Rows start
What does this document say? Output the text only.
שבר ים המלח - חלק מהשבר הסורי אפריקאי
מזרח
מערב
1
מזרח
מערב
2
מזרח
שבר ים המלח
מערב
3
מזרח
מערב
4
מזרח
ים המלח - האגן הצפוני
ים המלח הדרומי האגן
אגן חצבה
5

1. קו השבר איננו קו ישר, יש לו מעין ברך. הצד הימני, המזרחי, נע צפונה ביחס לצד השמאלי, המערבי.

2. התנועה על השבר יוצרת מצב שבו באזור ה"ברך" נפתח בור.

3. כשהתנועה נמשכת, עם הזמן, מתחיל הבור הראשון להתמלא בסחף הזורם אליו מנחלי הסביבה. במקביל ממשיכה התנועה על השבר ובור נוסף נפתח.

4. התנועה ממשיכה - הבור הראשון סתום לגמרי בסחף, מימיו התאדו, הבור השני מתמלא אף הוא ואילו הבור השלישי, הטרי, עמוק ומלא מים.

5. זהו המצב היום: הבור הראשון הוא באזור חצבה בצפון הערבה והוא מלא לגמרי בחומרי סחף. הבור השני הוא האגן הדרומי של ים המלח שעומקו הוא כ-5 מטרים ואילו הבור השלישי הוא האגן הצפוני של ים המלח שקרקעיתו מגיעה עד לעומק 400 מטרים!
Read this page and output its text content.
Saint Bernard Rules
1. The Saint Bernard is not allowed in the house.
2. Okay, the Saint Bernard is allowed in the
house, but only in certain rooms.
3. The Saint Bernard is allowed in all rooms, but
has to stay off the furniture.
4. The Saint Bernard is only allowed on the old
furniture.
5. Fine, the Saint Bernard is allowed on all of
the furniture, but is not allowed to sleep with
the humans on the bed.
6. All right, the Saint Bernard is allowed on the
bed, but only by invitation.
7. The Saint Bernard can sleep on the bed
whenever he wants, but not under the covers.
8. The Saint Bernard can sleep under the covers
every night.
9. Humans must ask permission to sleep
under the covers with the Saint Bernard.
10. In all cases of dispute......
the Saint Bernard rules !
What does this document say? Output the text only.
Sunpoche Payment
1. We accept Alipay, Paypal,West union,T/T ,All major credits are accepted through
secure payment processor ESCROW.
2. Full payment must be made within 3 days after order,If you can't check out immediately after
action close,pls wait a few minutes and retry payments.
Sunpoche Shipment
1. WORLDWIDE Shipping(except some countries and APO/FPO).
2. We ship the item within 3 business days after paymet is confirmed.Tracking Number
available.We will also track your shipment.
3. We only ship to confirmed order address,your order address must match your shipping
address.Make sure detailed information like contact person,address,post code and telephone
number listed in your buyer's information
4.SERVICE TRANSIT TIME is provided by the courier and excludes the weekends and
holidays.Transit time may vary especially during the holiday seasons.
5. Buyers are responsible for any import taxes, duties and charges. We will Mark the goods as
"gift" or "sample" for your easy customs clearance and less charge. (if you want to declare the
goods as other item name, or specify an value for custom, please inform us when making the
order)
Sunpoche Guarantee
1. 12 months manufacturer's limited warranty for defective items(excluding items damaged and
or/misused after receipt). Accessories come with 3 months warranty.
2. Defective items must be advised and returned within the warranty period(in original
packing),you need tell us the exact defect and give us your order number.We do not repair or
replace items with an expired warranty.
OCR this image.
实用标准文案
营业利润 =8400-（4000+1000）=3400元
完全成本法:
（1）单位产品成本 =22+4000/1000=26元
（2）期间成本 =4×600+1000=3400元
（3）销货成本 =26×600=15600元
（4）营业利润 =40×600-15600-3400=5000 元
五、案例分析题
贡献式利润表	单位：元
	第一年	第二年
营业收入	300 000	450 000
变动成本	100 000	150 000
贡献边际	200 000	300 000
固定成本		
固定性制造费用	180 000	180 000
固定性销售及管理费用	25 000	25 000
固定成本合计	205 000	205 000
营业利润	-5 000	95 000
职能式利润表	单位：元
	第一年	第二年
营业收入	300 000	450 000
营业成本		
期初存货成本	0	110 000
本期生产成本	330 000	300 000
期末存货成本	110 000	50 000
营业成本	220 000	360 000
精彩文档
Rows end
Write out the full listing exactly as given.

What does this document say? Output the text only.
שבר ים המלח - חלק מהשבר הסורי אפריקאי
מזרח
מערב
1
מזרח
מערב
2
מזרח
שבר ים המלח
מערב
3
מזרח
מערב
4
מזרח
ים המלח - האגן הצפוני
ים המלח הדרומי האגן
אגן חצבה
5

1. קו השבר איננו קו ישר, יש לו מעין ברך. הצד הימני, המזרחי, נע צפונה ביחס לצד השמאלי, המערבי.

2. התנועה על השבר יוצרת מצב שבו באזור ה"ברך" נפתח בור.

3. כשהתנועה נמשכת, עם הזמן, מתחיל הבור הראשון להתמלא בסחף הזורם אליו מנחלי הסביבה. במקביל ממשיכה התנועה על השבר ובור נוסף נפתח.

4. התנועה ממשיכה - הבור הראשון סתום לגמרי בסחף, מימיו התאדו, הבור השני מתמלא אף הוא ואילו הבור השלישי, הטרי, עמוק ומלא מים.

5. זהו המצב היום: הבור הראשון הוא באזור חצבה בצפון הערבה והוא מלא לגמרי בחומרי סחף. הבור השני הוא האגן הדרומי של ים המלח שעומקו הוא כ-5 מטרים ואילו הבור השלישי הוא האגן הצפוני של ים המלח שקרקעיתו מגיעה עד לעומק 400 מטרים!
Read this page and output its text content.
Saint Bernard Rules
1. The Saint Bernard is not allowed in the house.
2. Okay, the Saint Bernard is allowed in the
house, but only in certain rooms.
3. The Saint Bernard is allowed in all rooms, but
has to stay off the furniture.
4. The Saint Bernard is only allowed on the old
furniture.
5. Fine, the Saint Bernard is allowed on all of
the furniture, but is not allowed to sleep with
the humans on the bed.
6. All right, the Saint Bernard is allowed on the
bed, but only by invitation.
7. The Saint Bernard can sleep on the bed
whenever he wants, but not under the covers.
8. The Saint Bernard can sleep under the covers
every night.
9. Humans must ask permission to sleep
under the covers with the Saint Bernard.
10. In all cases of dispute......
the Saint Bernard rules !
What does this document say? Output the text only.
Sunpoche Payment
1. We accept Alipay, Paypal,West union,T/T ,All major credits are accepted through
secure payment processor ESCROW.
2. Full payment must be made within 3 days after order,If you can't check out immediately after
action close,pls wait a few minutes and retry payments.
Sunpoche Shipment
1. WORLDWIDE Shipping(except some countries and APO/FPO).
2. We ship the item within 3 business days after paymet is confirmed.Tracking Number
available.We will also track your shipment.
3. We only ship to confirmed order address,your order address must match your shipping
address.Make sure detailed information like contact person,address,post code and telephone
number listed in your buyer's information
4.SERVICE TRANSIT TIME is provided by the courier and excludes the weekends and
holidays.Transit time may vary especially during the holiday seasons.
5. Buyers are responsible for any import taxes, duties and charges. We will Mark the goods as
"gift" or "sample" for your easy customs clearance and less charge. (if you want to declare the
goods as other item name, or specify an value for custom, please inform us when making the
order)
Sunpoche Guarantee
1. 12 months manufacturer's limited warranty for defective items(excluding items damaged and
or/misused after receipt). Accessories come with 3 months warranty.
2. Defective items must be advised and returned within the warranty period(in original
packing),you need tell us the exact defect and give us your order number.We do not repair or
replace items with an expired warranty.
OCR this image.
实用标准文案
营业利润 =8400-（4000+1000）=3400元
完全成本法:
（1）单位产品成本 =22+4000/1000=26元
（2）期间成本 =4×600+1000=3400元
（3）销货成本 =26×600=15600元
（4）营业利润 =40×600-15600-3400=5000 元
五、案例分析题
贡献式利润表	单位：元
	第一年	第二年
营业收入	300 000	450 000
变动成本	100 000	150 000
贡献边际	200 000	300 000
固定成本		
固定性制造费用	180 000	180 000
固定性销售及管理费用	25 000	25 000
固定成本合计	205 000	205 000
营业利润	-5 000	95 000
职能式利润表	单位：元
	第一年	第二年
营业收入	300 000	450 000
营业成本		
期初存货成本	0	110 000
本期生产成本	330 000	300 000
期末存货成本	110 000	50 000
营业成本	220 000	360 000
精彩文档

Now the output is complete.